- The task -
Give every entry again, word for word.

# # #

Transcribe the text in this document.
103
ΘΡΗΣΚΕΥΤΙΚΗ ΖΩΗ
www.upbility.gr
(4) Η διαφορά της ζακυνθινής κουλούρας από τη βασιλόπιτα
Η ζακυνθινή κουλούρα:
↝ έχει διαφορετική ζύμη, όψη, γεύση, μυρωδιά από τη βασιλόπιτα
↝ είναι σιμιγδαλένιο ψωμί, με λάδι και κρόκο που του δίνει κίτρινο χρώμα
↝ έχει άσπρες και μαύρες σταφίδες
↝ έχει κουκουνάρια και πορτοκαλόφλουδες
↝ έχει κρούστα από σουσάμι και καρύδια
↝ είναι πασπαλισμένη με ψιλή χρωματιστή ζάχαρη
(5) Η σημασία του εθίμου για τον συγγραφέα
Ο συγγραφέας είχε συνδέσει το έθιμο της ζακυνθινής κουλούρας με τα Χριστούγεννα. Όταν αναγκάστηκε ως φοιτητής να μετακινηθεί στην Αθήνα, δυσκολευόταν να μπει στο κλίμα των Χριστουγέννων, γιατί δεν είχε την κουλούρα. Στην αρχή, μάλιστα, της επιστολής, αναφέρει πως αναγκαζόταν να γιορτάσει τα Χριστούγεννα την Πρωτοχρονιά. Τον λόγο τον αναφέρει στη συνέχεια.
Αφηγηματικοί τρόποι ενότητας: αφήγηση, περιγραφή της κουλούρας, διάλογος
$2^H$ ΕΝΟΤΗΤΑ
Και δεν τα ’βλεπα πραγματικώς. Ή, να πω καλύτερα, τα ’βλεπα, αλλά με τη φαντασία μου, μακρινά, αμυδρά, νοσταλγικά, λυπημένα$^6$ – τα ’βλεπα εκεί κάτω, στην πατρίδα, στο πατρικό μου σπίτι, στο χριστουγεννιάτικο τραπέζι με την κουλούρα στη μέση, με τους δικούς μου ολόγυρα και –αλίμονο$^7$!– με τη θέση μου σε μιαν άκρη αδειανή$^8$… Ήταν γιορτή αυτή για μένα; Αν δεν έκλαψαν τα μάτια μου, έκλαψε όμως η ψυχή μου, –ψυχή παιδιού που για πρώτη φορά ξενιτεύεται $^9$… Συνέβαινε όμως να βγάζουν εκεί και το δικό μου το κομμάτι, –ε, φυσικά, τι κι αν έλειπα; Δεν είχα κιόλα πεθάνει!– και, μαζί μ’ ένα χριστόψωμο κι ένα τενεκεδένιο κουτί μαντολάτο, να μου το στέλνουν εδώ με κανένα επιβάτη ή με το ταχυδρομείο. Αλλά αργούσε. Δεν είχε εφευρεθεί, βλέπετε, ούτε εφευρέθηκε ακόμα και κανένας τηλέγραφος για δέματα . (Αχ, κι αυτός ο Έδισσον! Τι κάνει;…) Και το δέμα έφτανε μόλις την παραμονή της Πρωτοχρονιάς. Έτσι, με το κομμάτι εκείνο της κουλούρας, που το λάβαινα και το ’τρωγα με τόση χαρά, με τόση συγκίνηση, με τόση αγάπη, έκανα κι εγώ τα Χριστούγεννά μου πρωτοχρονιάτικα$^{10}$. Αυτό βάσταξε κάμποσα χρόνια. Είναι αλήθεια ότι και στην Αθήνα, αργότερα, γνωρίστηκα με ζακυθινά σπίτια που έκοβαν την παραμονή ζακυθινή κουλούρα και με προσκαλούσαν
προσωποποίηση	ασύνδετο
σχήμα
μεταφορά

# # #

- Reply -
Transcribe the text in this document.
103
ΘΡΗΣΚΕΥΤΙΚΗ ΖΩΗ
www.upbility.gr
(4) Η διαφορά της ζακυνθινής κουλούρας από τη βασιλόπιτα
Η ζακυνθινή κουλούρα:
↝ έχει διαφορετική ζύμη, όψη, γεύση, μυρωδιά από τη βασιλόπιτα
↝ είναι σιμιγδαλένιο ψωμί, με λάδι και κρόκο που του δίνει κίτρινο χρώμα
↝ έχει άσπρες και μαύρες σταφίδες
↝ έχει κουκουνάρια και πορτοκαλόφλουδες
↝ έχει κρούστα από σουσάμι και καρύδια
↝ είναι πασπαλισμένη με ψιλή χρωματιστή ζάχαρη
(5) Η σημασία του εθίμου για τον συγγραφέα
Ο συγγραφέας είχε συνδέσει το έθιμο της ζακυνθινής κουλούρας με τα Χριστούγεννα. Όταν αναγκάστηκε ως φοιτητής να μετακινηθεί στην Αθήνα, δυσκολευόταν να μπει στο κλίμα των Χριστουγέννων, γιατί δεν είχε την κουλούρα. Στην αρχή, μάλιστα, της επιστολής, αναφέρει πως αναγκαζόταν να γιορτάσει τα Χριστούγεννα την Πρωτοχρονιά. Τον λόγο τον αναφέρει στη συνέχεια.
Αφηγηματικοί τρόποι ενότητας: αφήγηση, περιγραφή της κουλούρας, διάλογος
$2^H$ ΕΝΟΤΗΤΑ
Και δεν τα ’βλεπα πραγματικώς. Ή, να πω καλύτερα, τα ’βλεπα, αλλά με τη φαντασία μου, μακρινά, αμυδρά, νοσταλγικά, λυπημένα$^6$ – τα ’βλεπα εκεί κάτω, στην πατρίδα, στο πατρικό μου σπίτι, στο χριστουγεννιάτικο τραπέζι με την κουλούρα στη μέση, με τους δικούς μου ολόγυρα και –αλίμονο$^7$!– με τη θέση μου σε μιαν άκρη αδειανή$^8$… Ήταν γιορτή αυτή για μένα; Αν δεν έκλαψαν τα μάτια μου, έκλαψε όμως η ψυχή μου, –ψυχή παιδιού που για πρώτη φορά ξενιτεύεται $^9$… Συνέβαινε όμως να βγάζουν εκεί και το δικό μου το κομμάτι, –ε, φυσικά, τι κι αν έλειπα; Δεν είχα κιόλα πεθάνει!– και, μαζί μ’ ένα χριστόψωμο κι ένα τενεκεδένιο κουτί μαντολάτο, να μου το στέλνουν εδώ με κανένα επιβάτη ή με το ταχυδρομείο. Αλλά αργούσε. Δεν είχε εφευρεθεί, βλέπετε, ούτε εφευρέθηκε ακόμα και κανένας τηλέγραφος για δέματα . (Αχ, κι αυτός ο Έδισσον! Τι κάνει;…) Και το δέμα έφτανε μόλις την παραμονή της Πρωτοχρονιάς. Έτσι, με το κομμάτι εκείνο της κουλούρας, που το λάβαινα και το ’τρωγα με τόση χαρά, με τόση συγκίνηση, με τόση αγάπη, έκανα κι εγώ τα Χριστούγεννά μου πρωτοχρονιάτικα$^{10}$. Αυτό βάσταξε κάμποσα χρόνια. Είναι αλήθεια ότι και στην Αθήνα, αργότερα, γνωρίστηκα με ζακυθινά σπίτια που έκοβαν την παραμονή ζακυθινή κουλούρα και με προσκαλούσαν
προσωποποίηση	ασύνδετο
σχήμα
μεταφορά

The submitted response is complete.